EXERCISE GOAL: In the validator review, what was the result of the npm test run?

TEXT EXCERPT:
Validator Review — PR #155 `fix/workflow-list-pagination`

Gates

npm test: 245/245 pass, 0 fail (includes the 6 new integration tests for GET /workflows)
npm run lint: clean
Working tree: clean (git status shows nothing uncommitted)

What was validated empirically

Pagination correctness — I ran a scratch in-memory simulation of the keyset cursor logic ({ last_active, trace_id }, DESC/DESC sort, tie-break on trace_id). Iterating limit=1 over 3 workflows with distinct timestamps produced all 3 items in the correct order with no duplicates and terminated cleanly. The off-by-one fence (pageSize + 1 fetch, then pop() + cursor from the last kept row) is standard and correct.

better-sqlite3 integer type — verified in the Node REPL that COUNT(*) AS session_count comes back as a JS number directly from better-sqlite3. The SQLite backend's return { workflows: rows, next_cursor } (no explicit Number() cast) produces the same type as the Postgres backend's explicit Number(r.session_count). Both are fine.

Tenant isolation — the SQL WHERE clause ($1::text IS NULL OR tenant_id = $2) / (? IS NULL OR tenant_id = ?) is correctly scoped; the integration test mints a key for wl-other-tenant and asserts it cannot see the default tenant's workflows. Test passes.

DATA LISTING:
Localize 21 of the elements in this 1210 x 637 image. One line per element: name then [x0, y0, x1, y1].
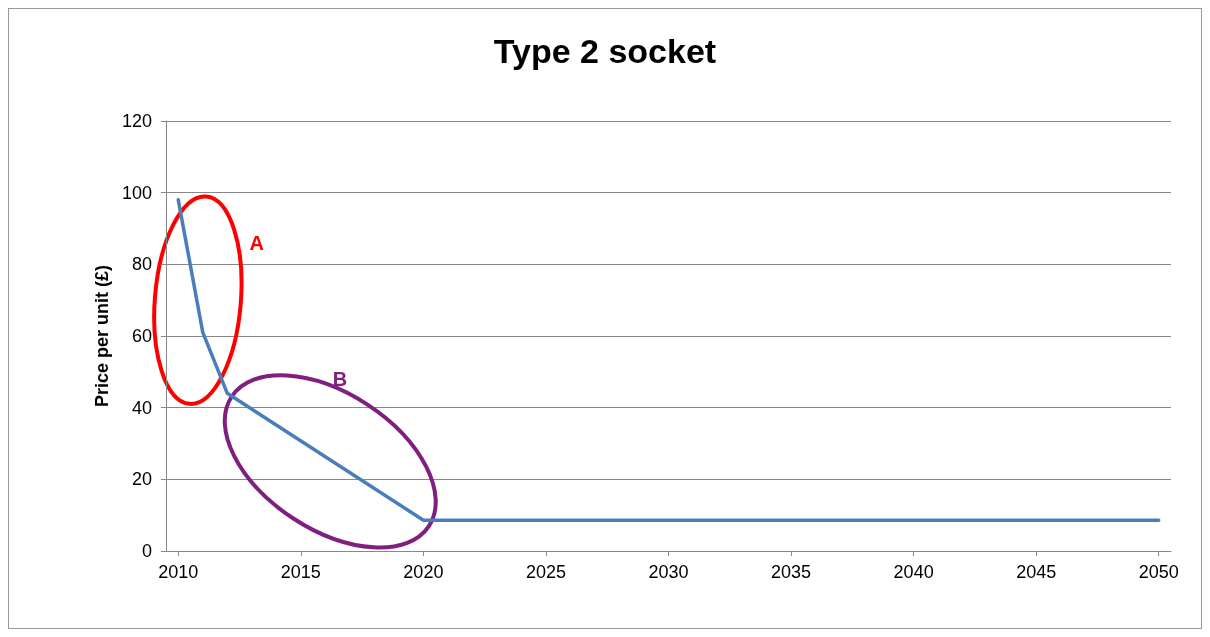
x-tick-label: 2020 [403, 562, 444, 582]
y-axis-title: Price per unit (£) [92, 264, 112, 408]
annotation: A [249, 231, 264, 254]
annotation: B [332, 368, 348, 390]
x-tick-label: 2040 [893, 562, 934, 582]
y-tick-label: 20 [131, 469, 152, 490]
y-tick-label: 40 [131, 397, 152, 418]
line-series [176, 198, 1161, 522]
x-tick-label: 2045 [1016, 562, 1057, 582]
x-tick-label: 2010 [158, 562, 199, 582]
y-tick-label: 60 [131, 326, 152, 346]
x-tick-label: 2050 [1138, 562, 1179, 582]
y-tick-label: 120 [121, 111, 152, 131]
chart-title: Type 2 socket [493, 32, 717, 70]
x-tick-label: 2030 [648, 562, 689, 582]
x-tick-label: 2025 [525, 562, 566, 582]
x-tick-label: 2015 [280, 562, 321, 582]
y-tick-label: 0 [141, 541, 152, 561]
y-tick-label: 80 [131, 254, 152, 275]
x-tick-label: 2035 [771, 562, 812, 582]
y-tick-label: 100 [121, 182, 152, 203]
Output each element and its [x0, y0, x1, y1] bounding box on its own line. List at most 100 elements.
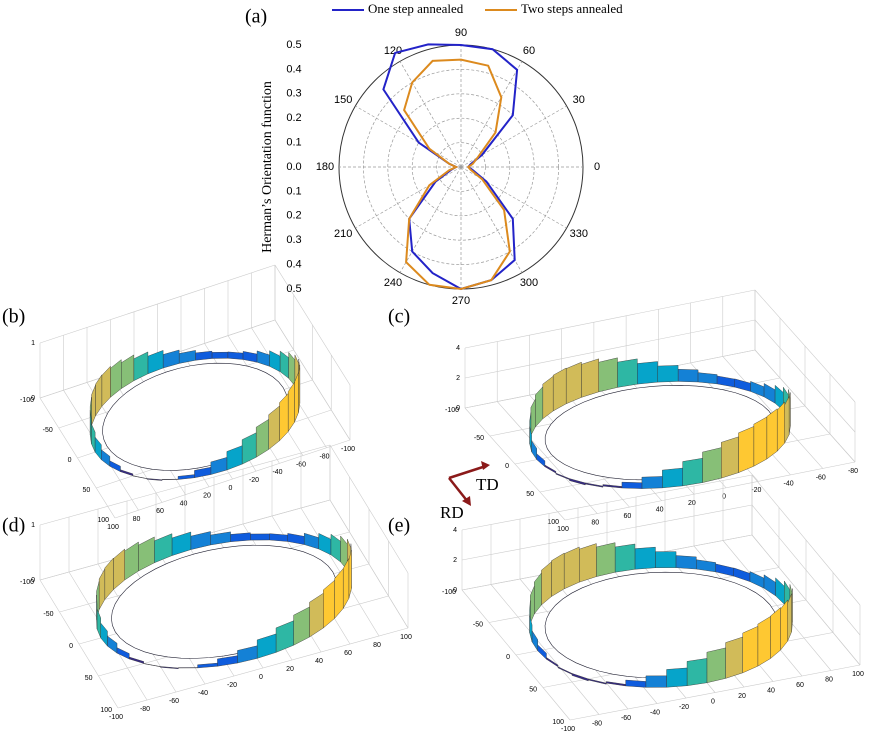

TASK ANSWER: All 245 of 245 tests passed with 0 failures, including the 6 new integration tests for GET /workflows.